* **Assigned task**:
Output each record exactly, with nothing omitted.

* **Data under study**:
------------------------------------------------------------

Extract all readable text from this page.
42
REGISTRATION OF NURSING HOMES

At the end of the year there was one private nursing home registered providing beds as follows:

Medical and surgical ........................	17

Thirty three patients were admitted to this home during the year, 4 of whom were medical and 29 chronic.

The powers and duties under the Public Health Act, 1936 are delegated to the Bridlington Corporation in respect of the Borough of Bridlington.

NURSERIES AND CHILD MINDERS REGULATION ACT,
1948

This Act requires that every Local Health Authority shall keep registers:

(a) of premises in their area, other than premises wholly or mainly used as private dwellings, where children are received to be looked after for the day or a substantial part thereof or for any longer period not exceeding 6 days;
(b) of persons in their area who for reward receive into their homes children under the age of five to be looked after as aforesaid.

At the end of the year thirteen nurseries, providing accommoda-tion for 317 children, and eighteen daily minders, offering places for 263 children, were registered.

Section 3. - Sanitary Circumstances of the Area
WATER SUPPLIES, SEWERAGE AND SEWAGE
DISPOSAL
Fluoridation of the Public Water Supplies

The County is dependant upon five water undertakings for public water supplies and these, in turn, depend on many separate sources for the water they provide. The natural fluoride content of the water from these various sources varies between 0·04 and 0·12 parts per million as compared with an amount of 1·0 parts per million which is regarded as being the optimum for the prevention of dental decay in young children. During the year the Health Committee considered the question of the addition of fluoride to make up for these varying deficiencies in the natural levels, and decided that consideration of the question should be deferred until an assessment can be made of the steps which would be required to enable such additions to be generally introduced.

------------------------------------------------------------

* **Written answer**:
Extract all readable text from this page.
42
REGISTRATION OF NURSING HOMES

At the end of the year there was one private nursing home registered providing beds as follows:

Medical and surgical ........................	17

Thirty three patients were admitted to this home during the year, 4 of whom were medical and 29 chronic.

The powers and duties under the Public Health Act, 1936 are delegated to the Bridlington Corporation in respect of the Borough of Bridlington.

NURSERIES AND CHILD MINDERS REGULATION ACT,
1948

This Act requires that every Local Health Authority shall keep registers:

(a) of premises in their area, other than premises wholly or mainly used as private dwellings, where children are received to be looked after for the day or a substantial part thereof or for any longer period not exceeding 6 days;
(b) of persons in their area who for reward receive into their homes children under the age of five to be looked after as aforesaid.

At the end of the year thirteen nurseries, providing accommoda-tion for 317 children, and eighteen daily minders, offering places for 263 children, were registered.

Section 3. - Sanitary Circumstances of the Area
WATER SUPPLIES, SEWERAGE AND SEWAGE
DISPOSAL
Fluoridation of the Public Water Supplies

The County is dependant upon five water undertakings for public water supplies and these, in turn, depend on many separate sources for the water they provide. The natural fluoride content of the water from these various sources varies between 0·04 and 0·12 parts per million as compared with an amount of 1·0 parts per million which is regarded as being the optimum for the prevention of dental decay in young children. During the year the Health Committee considered the question of the addition of fluoride to make up for these varying deficiencies in the natural levels, and decided that consideration of the question should be deferred until an assessment can be made of the steps which would be required to enable such additions to be generally introduced.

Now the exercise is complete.